WHAT YOU SHOULD DO:
Repeat the whole listing exactly.

+ + + +

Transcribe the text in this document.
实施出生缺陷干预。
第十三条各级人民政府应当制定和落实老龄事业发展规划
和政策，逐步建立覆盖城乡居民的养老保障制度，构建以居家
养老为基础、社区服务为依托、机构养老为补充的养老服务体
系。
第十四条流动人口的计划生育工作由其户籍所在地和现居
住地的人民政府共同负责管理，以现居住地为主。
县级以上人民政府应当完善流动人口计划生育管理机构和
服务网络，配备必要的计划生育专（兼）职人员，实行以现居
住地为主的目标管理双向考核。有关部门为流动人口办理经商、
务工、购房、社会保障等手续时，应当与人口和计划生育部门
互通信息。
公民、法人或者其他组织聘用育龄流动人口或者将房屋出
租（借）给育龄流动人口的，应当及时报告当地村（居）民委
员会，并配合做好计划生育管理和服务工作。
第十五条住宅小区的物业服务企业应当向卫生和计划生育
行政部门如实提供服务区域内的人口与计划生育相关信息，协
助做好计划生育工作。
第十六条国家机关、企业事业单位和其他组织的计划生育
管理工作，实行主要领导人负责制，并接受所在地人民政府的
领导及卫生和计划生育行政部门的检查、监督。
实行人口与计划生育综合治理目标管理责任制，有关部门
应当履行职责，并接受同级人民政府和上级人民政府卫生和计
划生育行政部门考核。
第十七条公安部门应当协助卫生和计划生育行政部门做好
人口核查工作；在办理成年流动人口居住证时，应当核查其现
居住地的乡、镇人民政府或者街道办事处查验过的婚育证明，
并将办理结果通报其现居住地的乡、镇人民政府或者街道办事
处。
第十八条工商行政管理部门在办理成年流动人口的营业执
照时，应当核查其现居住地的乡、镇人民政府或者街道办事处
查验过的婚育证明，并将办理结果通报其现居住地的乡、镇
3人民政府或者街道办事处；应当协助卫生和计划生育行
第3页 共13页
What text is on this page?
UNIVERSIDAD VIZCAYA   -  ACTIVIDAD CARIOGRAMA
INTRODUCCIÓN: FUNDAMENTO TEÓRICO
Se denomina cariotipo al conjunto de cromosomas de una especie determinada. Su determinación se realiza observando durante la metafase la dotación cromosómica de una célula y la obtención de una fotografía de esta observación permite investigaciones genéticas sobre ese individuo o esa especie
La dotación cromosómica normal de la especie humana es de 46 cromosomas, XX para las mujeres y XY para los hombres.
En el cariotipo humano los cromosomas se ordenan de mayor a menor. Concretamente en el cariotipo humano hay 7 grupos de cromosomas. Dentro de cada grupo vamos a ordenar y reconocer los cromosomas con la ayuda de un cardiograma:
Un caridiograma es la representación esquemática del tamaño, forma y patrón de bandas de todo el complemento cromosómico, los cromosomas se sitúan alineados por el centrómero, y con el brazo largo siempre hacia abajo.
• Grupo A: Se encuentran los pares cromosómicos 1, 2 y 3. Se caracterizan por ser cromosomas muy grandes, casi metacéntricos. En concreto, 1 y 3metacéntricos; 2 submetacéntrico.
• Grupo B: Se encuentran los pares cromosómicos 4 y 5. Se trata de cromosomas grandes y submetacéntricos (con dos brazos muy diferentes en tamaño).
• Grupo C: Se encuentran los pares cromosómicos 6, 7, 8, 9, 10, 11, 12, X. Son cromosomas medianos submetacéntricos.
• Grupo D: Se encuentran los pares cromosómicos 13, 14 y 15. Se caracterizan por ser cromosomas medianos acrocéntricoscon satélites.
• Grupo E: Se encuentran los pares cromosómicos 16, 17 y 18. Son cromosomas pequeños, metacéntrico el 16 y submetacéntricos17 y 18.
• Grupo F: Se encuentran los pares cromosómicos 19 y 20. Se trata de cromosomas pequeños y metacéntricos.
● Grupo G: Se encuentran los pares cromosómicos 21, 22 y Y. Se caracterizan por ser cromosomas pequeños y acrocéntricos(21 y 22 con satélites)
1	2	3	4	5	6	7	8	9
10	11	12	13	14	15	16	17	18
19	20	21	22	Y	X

+ + + +

REPLY:
Transcribe the text in this document.
实施出生缺陷干预。
第十三条各级人民政府应当制定和落实老龄事业发展规划
和政策，逐步建立覆盖城乡居民的养老保障制度，构建以居家
养老为基础、社区服务为依托、机构养老为补充的养老服务体
系。
第十四条流动人口的计划生育工作由其户籍所在地和现居
住地的人民政府共同负责管理，以现居住地为主。
县级以上人民政府应当完善流动人口计划生育管理机构和
服务网络，配备必要的计划生育专（兼）职人员，实行以现居
住地为主的目标管理双向考核。有关部门为流动人口办理经商、
务工、购房、社会保障等手续时，应当与人口和计划生育部门
互通信息。
公民、法人或者其他组织聘用育龄流动人口或者将房屋出
租（借）给育龄流动人口的，应当及时报告当地村（居）民委
员会，并配合做好计划生育管理和服务工作。
第十五条住宅小区的物业服务企业应当向卫生和计划生育
行政部门如实提供服务区域内的人口与计划生育相关信息，协
助做好计划生育工作。
第十六条国家机关、企业事业单位和其他组织的计划生育
管理工作，实行主要领导人负责制，并接受所在地人民政府的
领导及卫生和计划生育行政部门的检查、监督。
实行人口与计划生育综合治理目标管理责任制，有关部门
应当履行职责，并接受同级人民政府和上级人民政府卫生和计
划生育行政部门考核。
第十七条公安部门应当协助卫生和计划生育行政部门做好
人口核查工作；在办理成年流动人口居住证时，应当核查其现
居住地的乡、镇人民政府或者街道办事处查验过的婚育证明，
并将办理结果通报其现居住地的乡、镇人民政府或者街道办事
处。
第十八条工商行政管理部门在办理成年流动人口的营业执
照时，应当核查其现居住地的乡、镇人民政府或者街道办事处
查验过的婚育证明，并将办理结果通报其现居住地的乡、镇
3人民政府或者街道办事处；应当协助卫生和计划生育行
第3页 共13页
What text is on this page?
UNIVERSIDAD VIZCAYA   -  ACTIVIDAD CARIOGRAMA
INTRODUCCIÓN: FUNDAMENTO TEÓRICO
Se denomina cariotipo al conjunto de cromosomas de una especie determinada. Su determinación se realiza observando durante la metafase la dotación cromosómica de una célula y la obtención de una fotografía de esta observación permite investigaciones genéticas sobre ese individuo o esa especie
La dotación cromosómica normal de la especie humana es de 46 cromosomas, XX para las mujeres y XY para los hombres.
En el cariotipo humano los cromosomas se ordenan de mayor a menor. Concretamente en el cariotipo humano hay 7 grupos de cromosomas. Dentro de cada grupo vamos a ordenar y reconocer los cromosomas con la ayuda de un cardiograma:
Un caridiograma es la representación esquemática del tamaño, forma y patrón de bandas de todo el complemento cromosómico, los cromosomas se sitúan alineados por el centrómero, y con el brazo largo siempre hacia abajo.
• Grupo A: Se encuentran los pares cromosómicos 1, 2 y 3. Se caracterizan por ser cromosomas muy grandes, casi metacéntricos. En concreto, 1 y 3metacéntricos; 2 submetacéntrico.
• Grupo B: Se encuentran los pares cromosómicos 4 y 5. Se trata de cromosomas grandes y submetacéntricos (con dos brazos muy diferentes en tamaño).
• Grupo C: Se encuentran los pares cromosómicos 6, 7, 8, 9, 10, 11, 12, X. Son cromosomas medianos submetacéntricos.
• Grupo D: Se encuentran los pares cromosómicos 13, 14 y 15. Se caracterizan por ser cromosomas medianos acrocéntricoscon satélites.
• Grupo E: Se encuentran los pares cromosómicos 16, 17 y 18. Son cromosomas pequeños, metacéntrico el 16 y submetacéntricos17 y 18.
• Grupo F: Se encuentran los pares cromosómicos 19 y 20. Se trata de cromosomas pequeños y metacéntricos.
● Grupo G: Se encuentran los pares cromosómicos 21, 22 y Y. Se caracterizan por ser cromosomas pequeños y acrocéntricos(21 y 22 con satélites)
1	2	3	4	5	6	7	8	9
10	11	12	13	14	15	16	17	18
19	20	21	22	Y	X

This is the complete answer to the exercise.